Every entry needs to be reproduced exactly.

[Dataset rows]
◆ ◆ ◆ ◆ ◆

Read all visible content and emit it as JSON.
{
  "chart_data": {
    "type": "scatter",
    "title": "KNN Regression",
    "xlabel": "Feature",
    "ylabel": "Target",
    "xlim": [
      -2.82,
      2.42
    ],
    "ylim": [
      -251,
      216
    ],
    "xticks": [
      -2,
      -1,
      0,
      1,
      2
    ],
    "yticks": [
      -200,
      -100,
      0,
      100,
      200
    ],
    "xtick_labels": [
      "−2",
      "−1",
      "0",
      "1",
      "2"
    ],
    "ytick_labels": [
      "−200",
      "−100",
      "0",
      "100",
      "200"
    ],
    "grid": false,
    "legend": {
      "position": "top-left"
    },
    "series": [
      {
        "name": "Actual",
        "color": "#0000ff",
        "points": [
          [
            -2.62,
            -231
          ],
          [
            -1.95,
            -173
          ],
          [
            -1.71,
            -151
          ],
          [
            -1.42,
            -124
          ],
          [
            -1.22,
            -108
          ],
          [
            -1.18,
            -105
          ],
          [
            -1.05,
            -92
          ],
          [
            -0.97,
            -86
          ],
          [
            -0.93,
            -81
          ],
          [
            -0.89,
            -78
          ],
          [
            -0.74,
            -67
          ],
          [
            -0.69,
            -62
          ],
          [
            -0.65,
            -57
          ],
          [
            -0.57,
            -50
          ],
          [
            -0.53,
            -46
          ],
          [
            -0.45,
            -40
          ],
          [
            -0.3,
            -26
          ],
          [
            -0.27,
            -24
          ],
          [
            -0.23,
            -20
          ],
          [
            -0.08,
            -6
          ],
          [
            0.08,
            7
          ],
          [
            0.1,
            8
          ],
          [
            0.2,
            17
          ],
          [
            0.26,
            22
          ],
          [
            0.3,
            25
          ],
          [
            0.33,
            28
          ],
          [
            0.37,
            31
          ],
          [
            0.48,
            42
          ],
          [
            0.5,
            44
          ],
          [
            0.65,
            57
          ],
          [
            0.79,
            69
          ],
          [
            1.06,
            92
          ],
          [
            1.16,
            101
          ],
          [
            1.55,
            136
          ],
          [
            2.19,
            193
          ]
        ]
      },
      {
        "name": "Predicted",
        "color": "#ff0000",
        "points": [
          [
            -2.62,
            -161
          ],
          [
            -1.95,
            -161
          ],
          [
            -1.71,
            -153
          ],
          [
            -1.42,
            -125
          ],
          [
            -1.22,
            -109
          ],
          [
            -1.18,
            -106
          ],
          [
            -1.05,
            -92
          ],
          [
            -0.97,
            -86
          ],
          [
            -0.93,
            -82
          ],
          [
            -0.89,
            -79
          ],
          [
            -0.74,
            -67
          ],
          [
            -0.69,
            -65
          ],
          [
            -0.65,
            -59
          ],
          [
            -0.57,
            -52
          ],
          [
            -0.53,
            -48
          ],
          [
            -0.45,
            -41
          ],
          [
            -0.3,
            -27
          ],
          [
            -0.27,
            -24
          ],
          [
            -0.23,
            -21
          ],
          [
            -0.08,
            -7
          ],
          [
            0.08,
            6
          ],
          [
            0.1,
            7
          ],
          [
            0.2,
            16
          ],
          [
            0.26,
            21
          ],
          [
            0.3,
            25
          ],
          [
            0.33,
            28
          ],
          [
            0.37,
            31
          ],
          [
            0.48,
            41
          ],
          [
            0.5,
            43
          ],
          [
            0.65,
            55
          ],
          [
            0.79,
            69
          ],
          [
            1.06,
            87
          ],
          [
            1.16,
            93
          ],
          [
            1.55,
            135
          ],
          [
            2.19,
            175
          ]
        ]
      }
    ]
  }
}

◆ ◆ ◆ ◆ ◆

Answer to the exercise >>
Read all visible content and emit it as JSON.
{
  "chart_data": {
    "type": "scatter",
    "title": "KNN Regression",
    "xlabel": "Feature",
    "ylabel": "Target",
    "xlim": [
      -2.82,
      2.42
    ],
    "ylim": [
      -251,
      216
    ],
    "xticks": [
      -2,
      -1,
      0,
      1,
      2
    ],
    "yticks": [
      -200,
      -100,
      0,
      100,
      200
    ],
    "xtick_labels": [
      "−2",
      "−1",
      "0",
      "1",
      "2"
    ],
    "ytick_labels": [
      "−200",
      "−100",
      "0",
      "100",
      "200"
    ],
    "grid": false,
    "legend": {
      "position": "top-left"
    },
    "series": [
      {
        "name": "Actual",
        "color": "#0000ff",
        "points": [
          [
            -2.62,
            -231
          ],
          [
            -1.95,
            -173
          ],
          [
            -1.71,
            -151
          ],
          [
            -1.42,
            -124
          ],
          [
            -1.22,
            -108
          ],
          [
            -1.18,
            -105
          ],
          [
            -1.05,
            -92
          ],
          [
            -0.97,
            -86
          ],
          [
            -0.93,
            -81
          ],
          [
            -0.89,
            -78
          ],
          [
            -0.74,
            -67
          ],
          [
            -0.69,
            -62
          ],
          [
            -0.65,
            -57
          ],
          [
            -0.57,
            -50
          ],
          [
            -0.53,
            -46
          ],
          [
            -0.45,
            -40
          ],
          [
            -0.3,
            -26
          ],
          [
            -0.27,
            -24
          ],
          [
            -0.23,
            -20
          ],
          [
            -0.08,
            -6
          ],
          [
            0.08,
            7
          ],
          [
            0.1,
            8
          ],
          [
            0.2,
            17
          ],
          [
            0.26,
            22
          ],
          [
            0.3,
            25
          ],
          [
            0.33,
            28
          ],
          [
            0.37,
            31
          ],
          [
            0.48,
            42
          ],
          [
            0.5,
            44
          ],
          [
            0.65,
            57
          ],
          [
            0.79,
            69
          ],
          [
            1.06,
            92
          ],
          [
            1.16,
            101
          ],
          [
            1.55,
            136
          ],
          [
            2.19,
            193
          ]
        ]
      },
      {
        "name": "Predicted",
        "color": "#ff0000",
        "points": [
          [
            -2.62,
            -161
          ],
          [
            -1.95,
            -161
          ],
          [
            -1.71,
            -153
          ],
          [
            -1.42,
            -125
          ],
          [
            -1.22,
            -109
          ],
          [
            -1.18,
            -106
          ],
          [
            -1.05,
            -92
          ],
          [
            -0.97,
            -86
          ],
          [
            -0.93,
            -82
          ],
          [
            -0.89,
            -79
          ],
          [
            -0.74,
            -67
          ],
          [
            -0.69,
            -65
          ],
          [
            -0.65,
            -59
          ],
          [
            -0.57,
            -52
          ],
          [
            -0.53,
            -48
          ],
          [
            -0.45,
            -41
          ],
          [
            -0.3,
            -27
          ],
          [
            -0.27,
            -24
          ],
          [
            -0.23,
            -21
          ],
          [
            -0.08,
            -7
          ],
          [
            0.08,
            6
          ],
          [
            0.1,
            7
          ],
          [
            0.2,
            16
          ],
          [
            0.26,
            21
          ],
          [
            0.3,
            25
          ],
          [
            0.33,
            28
          ],
          [
            0.37,
            31
          ],
          [
            0.48,
            41
          ],
          [
            0.5,
            43
          ],
          [
            0.65,
            55
          ],
          [
            0.79,
            69
          ],
          [
            1.06,
            87
          ],
          [
            1.16,
            93
          ],
          [
            1.55,
            135
          ],
          [
            2.19,
            175
          ]
        ]
      }
    ]
  }
}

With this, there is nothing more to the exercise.